Exercise details
Among the records below, find each line that includes the string "完成下面小题" and copy it.

Data records:
::::
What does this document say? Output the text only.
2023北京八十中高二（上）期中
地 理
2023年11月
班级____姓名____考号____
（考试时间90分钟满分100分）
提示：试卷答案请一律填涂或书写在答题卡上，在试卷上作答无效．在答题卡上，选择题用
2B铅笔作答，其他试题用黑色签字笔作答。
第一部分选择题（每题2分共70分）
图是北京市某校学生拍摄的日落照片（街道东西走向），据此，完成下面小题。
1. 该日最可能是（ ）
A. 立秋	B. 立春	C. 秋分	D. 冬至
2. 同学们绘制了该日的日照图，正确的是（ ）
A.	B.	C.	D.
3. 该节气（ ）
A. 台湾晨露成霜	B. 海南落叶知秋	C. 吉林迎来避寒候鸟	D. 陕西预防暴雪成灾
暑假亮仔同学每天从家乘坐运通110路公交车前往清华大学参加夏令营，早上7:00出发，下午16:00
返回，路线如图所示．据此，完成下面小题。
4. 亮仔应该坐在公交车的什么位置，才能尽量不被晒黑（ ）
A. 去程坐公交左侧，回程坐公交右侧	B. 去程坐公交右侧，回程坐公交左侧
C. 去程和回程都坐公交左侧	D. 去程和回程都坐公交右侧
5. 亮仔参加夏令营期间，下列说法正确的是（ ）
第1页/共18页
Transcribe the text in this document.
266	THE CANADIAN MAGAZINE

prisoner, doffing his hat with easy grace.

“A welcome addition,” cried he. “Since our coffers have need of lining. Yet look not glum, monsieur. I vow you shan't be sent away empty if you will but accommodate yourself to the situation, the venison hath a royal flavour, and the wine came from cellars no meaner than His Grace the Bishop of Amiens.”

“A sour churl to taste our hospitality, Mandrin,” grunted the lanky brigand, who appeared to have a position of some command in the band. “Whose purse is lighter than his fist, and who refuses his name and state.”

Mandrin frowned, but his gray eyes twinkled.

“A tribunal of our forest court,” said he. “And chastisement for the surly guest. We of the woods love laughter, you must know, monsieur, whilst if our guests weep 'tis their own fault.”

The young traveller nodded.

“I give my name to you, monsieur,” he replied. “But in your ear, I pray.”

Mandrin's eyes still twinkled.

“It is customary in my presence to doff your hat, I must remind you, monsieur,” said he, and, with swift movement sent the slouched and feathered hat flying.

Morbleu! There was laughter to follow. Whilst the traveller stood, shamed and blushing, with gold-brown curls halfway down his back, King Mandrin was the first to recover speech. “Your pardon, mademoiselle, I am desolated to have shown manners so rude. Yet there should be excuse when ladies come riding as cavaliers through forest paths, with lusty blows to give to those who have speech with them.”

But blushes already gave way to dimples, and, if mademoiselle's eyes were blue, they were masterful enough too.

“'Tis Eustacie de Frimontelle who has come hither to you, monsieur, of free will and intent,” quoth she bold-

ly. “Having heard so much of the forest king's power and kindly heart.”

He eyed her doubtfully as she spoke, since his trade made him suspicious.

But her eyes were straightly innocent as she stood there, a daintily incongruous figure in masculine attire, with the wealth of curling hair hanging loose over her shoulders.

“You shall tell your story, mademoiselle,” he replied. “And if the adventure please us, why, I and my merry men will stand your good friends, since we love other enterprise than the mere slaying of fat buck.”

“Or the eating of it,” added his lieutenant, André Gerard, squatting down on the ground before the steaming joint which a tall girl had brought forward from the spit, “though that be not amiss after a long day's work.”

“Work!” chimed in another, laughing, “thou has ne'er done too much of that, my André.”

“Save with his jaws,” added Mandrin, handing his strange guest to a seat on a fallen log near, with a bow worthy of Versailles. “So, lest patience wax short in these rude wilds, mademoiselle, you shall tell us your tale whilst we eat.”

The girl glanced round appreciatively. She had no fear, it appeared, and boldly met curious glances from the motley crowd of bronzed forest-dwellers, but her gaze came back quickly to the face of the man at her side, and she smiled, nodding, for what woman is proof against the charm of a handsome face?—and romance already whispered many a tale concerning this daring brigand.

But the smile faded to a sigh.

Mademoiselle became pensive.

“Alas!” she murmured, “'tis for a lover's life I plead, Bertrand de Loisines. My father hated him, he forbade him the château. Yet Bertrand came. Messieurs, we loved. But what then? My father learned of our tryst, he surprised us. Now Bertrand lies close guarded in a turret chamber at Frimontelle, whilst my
::::
Final result
图是北京市某校学生拍摄的日落照片（街道东西走向），据此，完成下面小题。
返回，路线如图所示．据此，完成下面小题。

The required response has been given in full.